Your goal
Copy everything in the listing below word for word, apart from any images.

====== Data to process

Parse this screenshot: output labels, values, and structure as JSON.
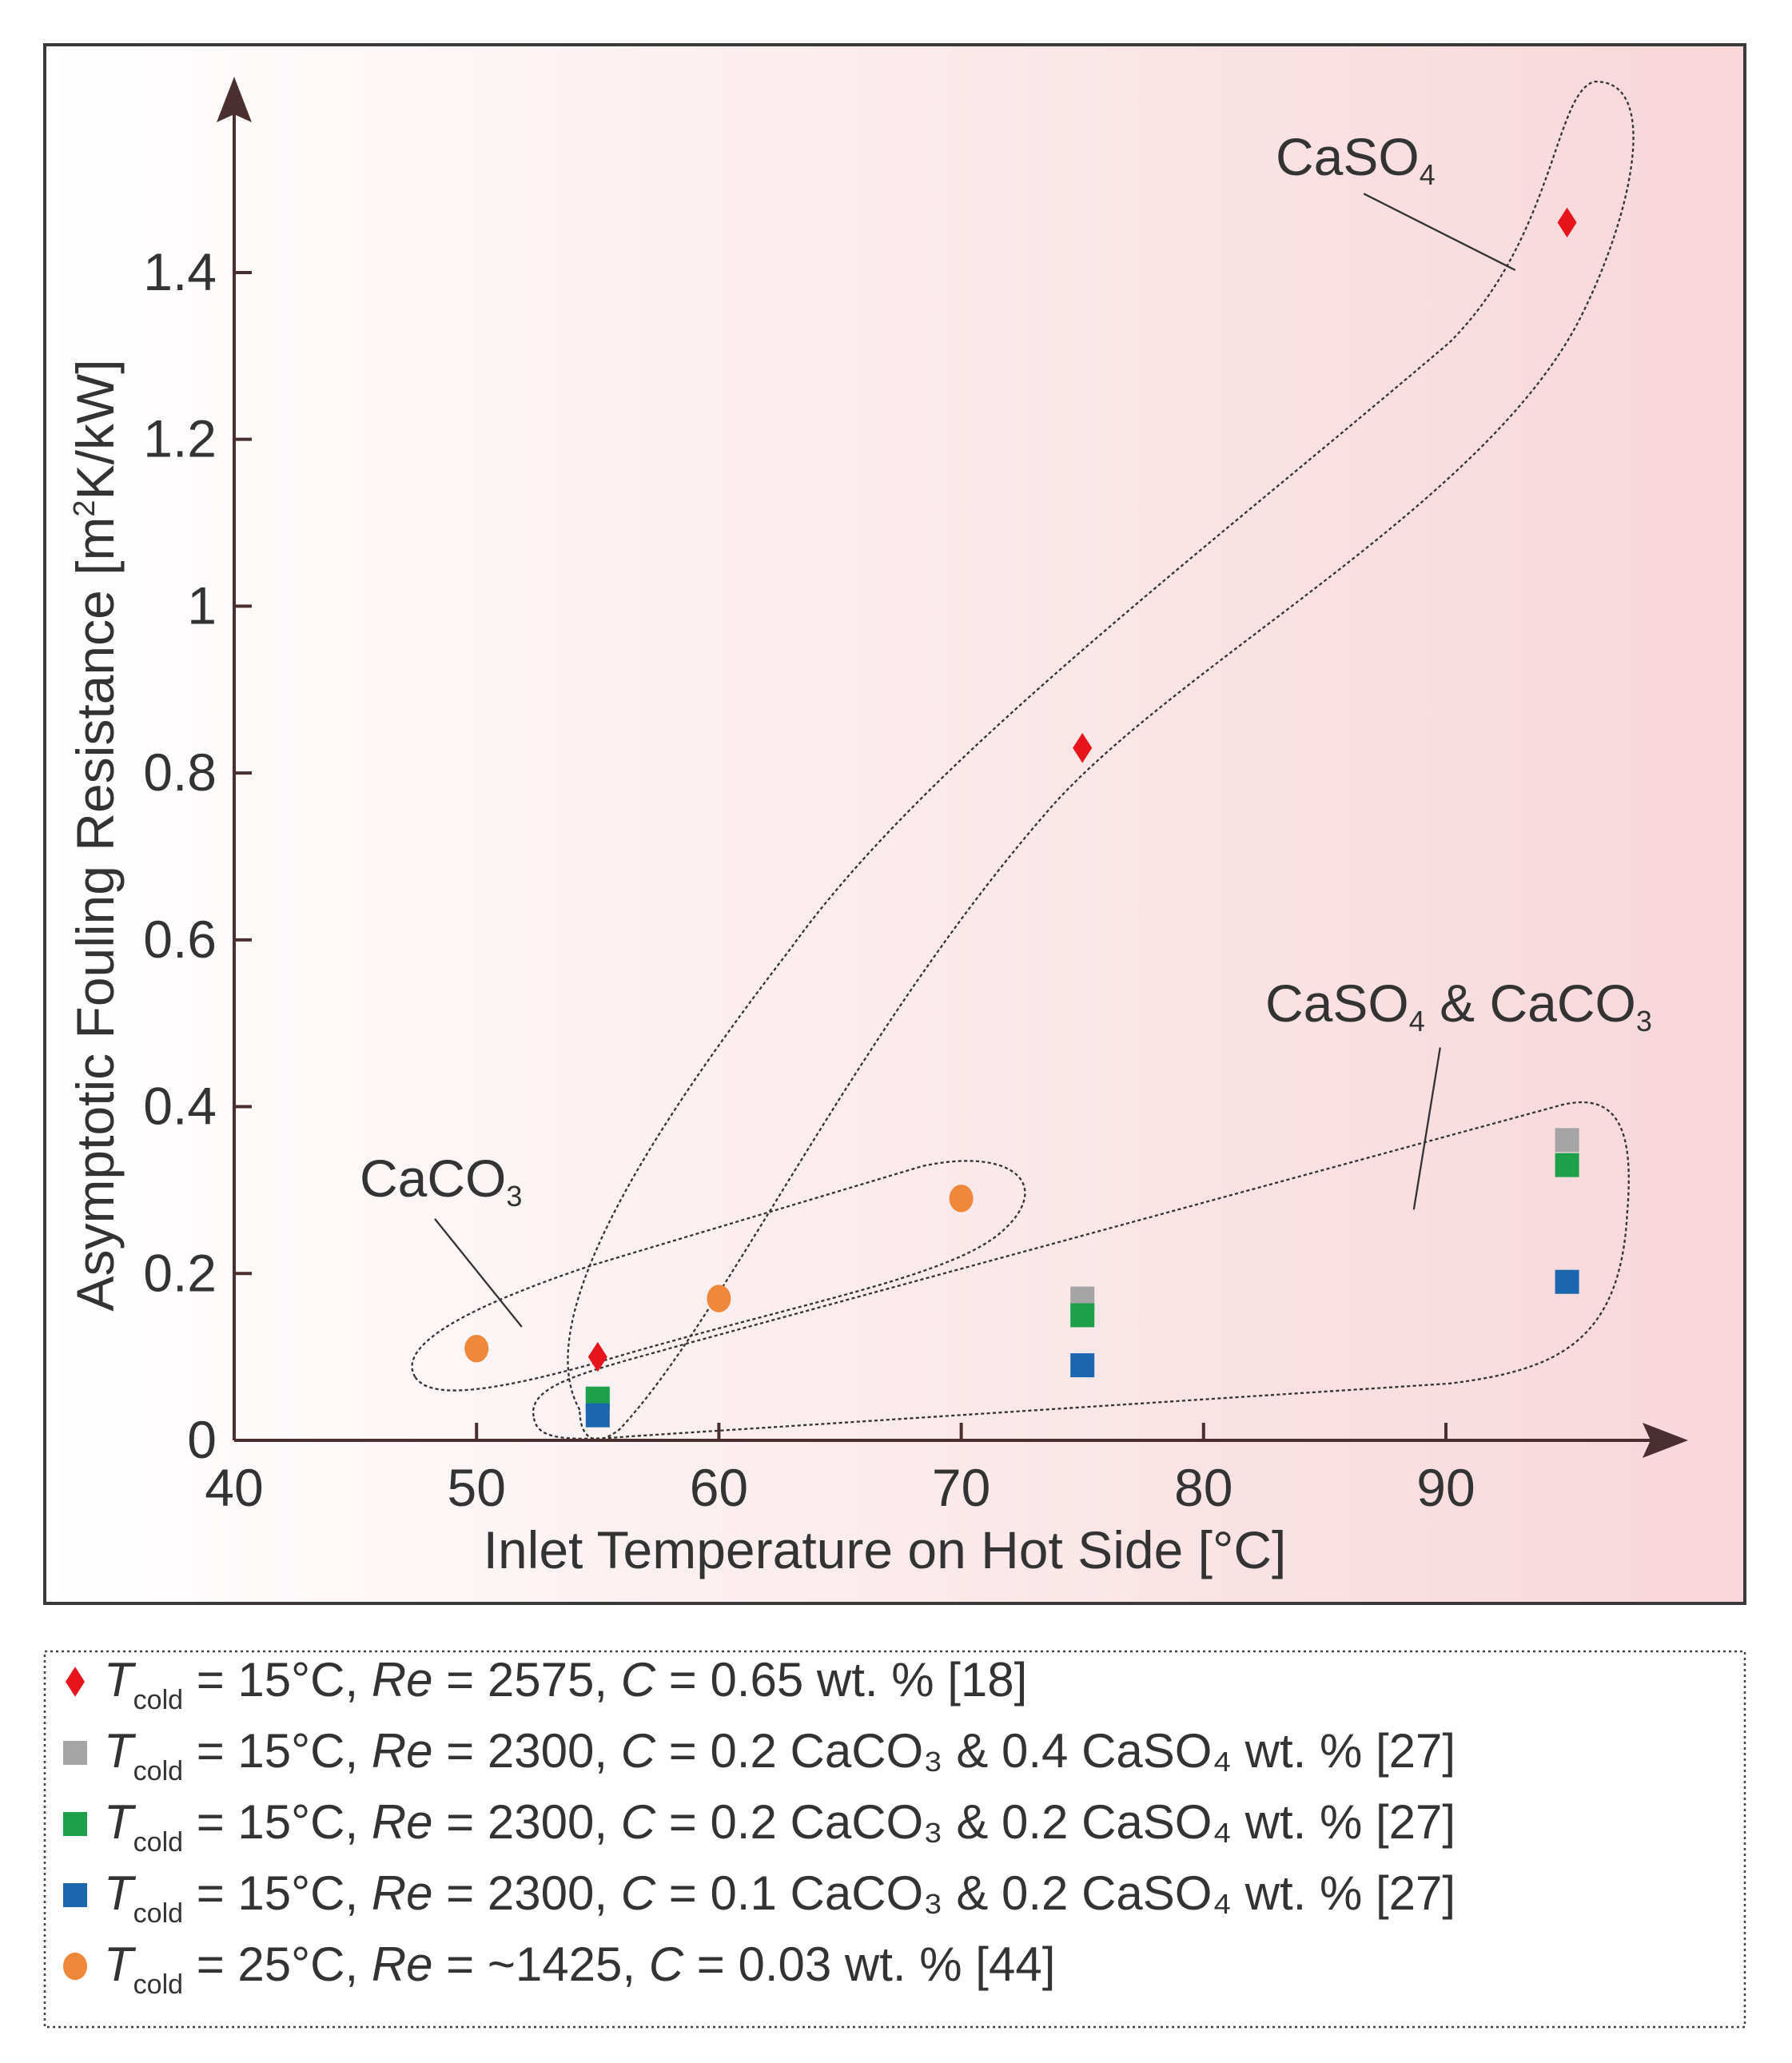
{
  "chart_data": {
    "type": "scatter",
    "title": "",
    "xlabel": "Inlet Temperature on Hot Side [°C]",
    "ylabel_parts": {
      "pre": "Asymptotic Fouling Resistance [m",
      "sup": "2",
      "post": "K/kW]"
    },
    "xlim": [
      40,
      98
    ],
    "ylim": [
      0,
      1.55
    ],
    "xticks": [
      40,
      50,
      60,
      70,
      80,
      90
    ],
    "yticks": [
      0,
      0.2,
      0.4,
      0.6,
      0.8,
      1,
      1.2,
      1.4
    ],
    "ytick_labels": [
      "0",
      "0.2",
      "0.4",
      "0.6",
      "0.8",
      "1",
      "1.2",
      "1.4"
    ],
    "grid": false,
    "legend_placement": "below",
    "series": [
      {
        "name": "Tcold = 15°C, Re = 2575, C = 0.65 wt. % [18]",
        "marker": "diamond",
        "color": "#e8141b",
        "legend": {
          "T": "T",
          "sub": "cold",
          "a": " = 15°C, ",
          "Re": "Re",
          "b": " = 2575, ",
          "C": "C",
          "c": " = 0.65 wt. % [18]"
        },
        "x": [
          55,
          75,
          95
        ],
        "y": [
          0.1,
          0.83,
          1.46
        ]
      },
      {
        "name": "Tcold = 15°C, Re = 2300, C = 0.2 CaCO3 & 0.4 CaSO4 wt. % [27]",
        "marker": "square",
        "color": "#a5a5a5",
        "legend": {
          "T": "T",
          "sub": "cold",
          "a": " = 15°C, ",
          "Re": "Re",
          "b": " = 2300, ",
          "C": "C",
          "c": " = 0.2 CaCO₃ & 0.4 CaSO₄ wt. % [27]"
        },
        "x": [
          55,
          75,
          95
        ],
        "y": [
          0.05,
          0.17,
          0.36
        ]
      },
      {
        "name": "Tcold = 15°C, Re = 2300, C = 0.2 CaCO3 & 0.2 CaSO4 wt. % [27]",
        "marker": "square",
        "color": "#1ea04a",
        "legend": {
          "T": "T",
          "sub": "cold",
          "a": " = 15°C, ",
          "Re": "Re",
          "b": " = 2300, ",
          "C": "C",
          "c": " = 0.2 CaCO₃ & 0.2 CaSO₄ wt. % [27]"
        },
        "x": [
          55,
          75,
          95
        ],
        "y": [
          0.05,
          0.15,
          0.33
        ]
      },
      {
        "name": "Tcold = 15°C, Re = 2300, C = 0.1 CaCO3 & 0.2 CaSO4 wt. % [27]",
        "marker": "square",
        "color": "#1a67b0",
        "legend": {
          "T": "T",
          "sub": "cold",
          "a": " = 15°C, ",
          "Re": "Re",
          "b": " = 2300, ",
          "C": "C",
          "c": " = 0.1 CaCO₃ & 0.2 CaSO₄ wt. % [27]"
        },
        "x": [
          55,
          75,
          95
        ],
        "y": [
          0.03,
          0.09,
          0.19
        ]
      },
      {
        "name": "Tcold = 25°C, Re = ~1425, C = 0.03 wt. % [44]",
        "marker": "circle",
        "color": "#f0873a",
        "legend": {
          "T": "T",
          "sub": "cold",
          "a": " = 25°C, ",
          "Re": "Re",
          "b": " = ~1425, ",
          "C": "C",
          "c": " = 0.03 wt. % [44]"
        },
        "x": [
          50,
          60,
          70
        ],
        "y": [
          0.11,
          0.17,
          0.29
        ]
      }
    ],
    "annotations": [
      {
        "base": "CaSO",
        "sub": "4",
        "rest": ""
      },
      {
        "base": "CaSO",
        "sub": "4",
        "rest": " & CaCO",
        "sub2": "3"
      },
      {
        "base": "CaCO",
        "sub": "3",
        "rest": ""
      }
    ]
  }
}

============

Response
Parse this screenshot: output labels, values, and structure as JSON.
{
  "chart_data": {
    "type": "scatter",
    "title": "",
    "xlabel": "Inlet Temperature on Hot Side [°C]",
    "ylabel_parts": {
      "pre": "Asymptotic Fouling Resistance [m",
      "sup": "2",
      "post": "K/kW]"
    },
    "xlim": [
      40,
      98
    ],
    "ylim": [
      0,
      1.55
    ],
    "xticks": [
      40,
      50,
      60,
      70,
      80,
      90
    ],
    "yticks": [
      0,
      0.2,
      0.4,
      0.6,
      0.8,
      1,
      1.2,
      1.4
    ],
    "ytick_labels": [
      "0",
      "0.2",
      "0.4",
      "0.6",
      "0.8",
      "1",
      "1.2",
      "1.4"
    ],
    "grid": false,
    "legend_placement": "below",
    "series": [
      {
        "name": "Tcold = 15°C, Re = 2575, C = 0.65 wt. % [18]",
        "marker": "diamond",
        "color": "#e8141b",
        "legend": {
          "T": "T",
          "sub": "cold",
          "a": " = 15°C, ",
          "Re": "Re",
          "b": " = 2575, ",
          "C": "C",
          "c": " = 0.65 wt. % [18]"
        },
        "x": [
          55,
          75,
          95
        ],
        "y": [
          0.1,
          0.83,
          1.46
        ]
      },
      {
        "name": "Tcold = 15°C, Re = 2300, C = 0.2 CaCO3 & 0.4 CaSO4 wt. % [27]",
        "marker": "square",
        "color": "#a5a5a5",
        "legend": {
          "T": "T",
          "sub": "cold",
          "a": " = 15°C, ",
          "Re": "Re",
          "b": " = 2300, ",
          "C": "C",
          "c": " = 0.2 CaCO₃ & 0.4 CaSO₄ wt. % [27]"
        },
        "x": [
          55,
          75,
          95
        ],
        "y": [
          0.05,
          0.17,
          0.36
        ]
      },
      {
        "name": "Tcold = 15°C, Re = 2300, C = 0.2 CaCO3 & 0.2 CaSO4 wt. % [27]",
        "marker": "square",
        "color": "#1ea04a",
        "legend": {
          "T": "T",
          "sub": "cold",
          "a": " = 15°C, ",
          "Re": "Re",
          "b": " = 2300, ",
          "C": "C",
          "c": " = 0.2 CaCO₃ & 0.2 CaSO₄ wt. % [27]"
        },
        "x": [
          55,
          75,
          95
        ],
        "y": [
          0.05,
          0.15,
          0.33
        ]
      },
      {
        "name": "Tcold = 15°C, Re = 2300, C = 0.1 CaCO3 & 0.2 CaSO4 wt. % [27]",
        "marker": "square",
        "color": "#1a67b0",
        "legend": {
          "T": "T",
          "sub": "cold",
          "a": " = 15°C, ",
          "Re": "Re",
          "b": " = 2300, ",
          "C": "C",
          "c": " = 0.1 CaCO₃ & 0.2 CaSO₄ wt. % [27]"
        },
        "x": [
          55,
          75,
          95
        ],
        "y": [
          0.03,
          0.09,
          0.19
        ]
      },
      {
        "name": "Tcold = 25°C, Re = ~1425, C = 0.03 wt. % [44]",
        "marker": "circle",
        "color": "#f0873a",
        "legend": {
          "T": "T",
          "sub": "cold",
          "a": " = 25°C, ",
          "Re": "Re",
          "b": " = ~1425, ",
          "C": "C",
          "c": " = 0.03 wt. % [44]"
        },
        "x": [
          50,
          60,
          70
        ],
        "y": [
          0.11,
          0.17,
          0.29
        ]
      }
    ],
    "annotations": [
      {
        "base": "CaSO",
        "sub": "4",
        "rest": ""
      },
      {
        "base": "CaSO",
        "sub": "4",
        "rest": " & CaCO",
        "sub2": "3"
      },
      {
        "base": "CaCO",
        "sub": "3",
        "rest": ""
      }
    ]
  }
}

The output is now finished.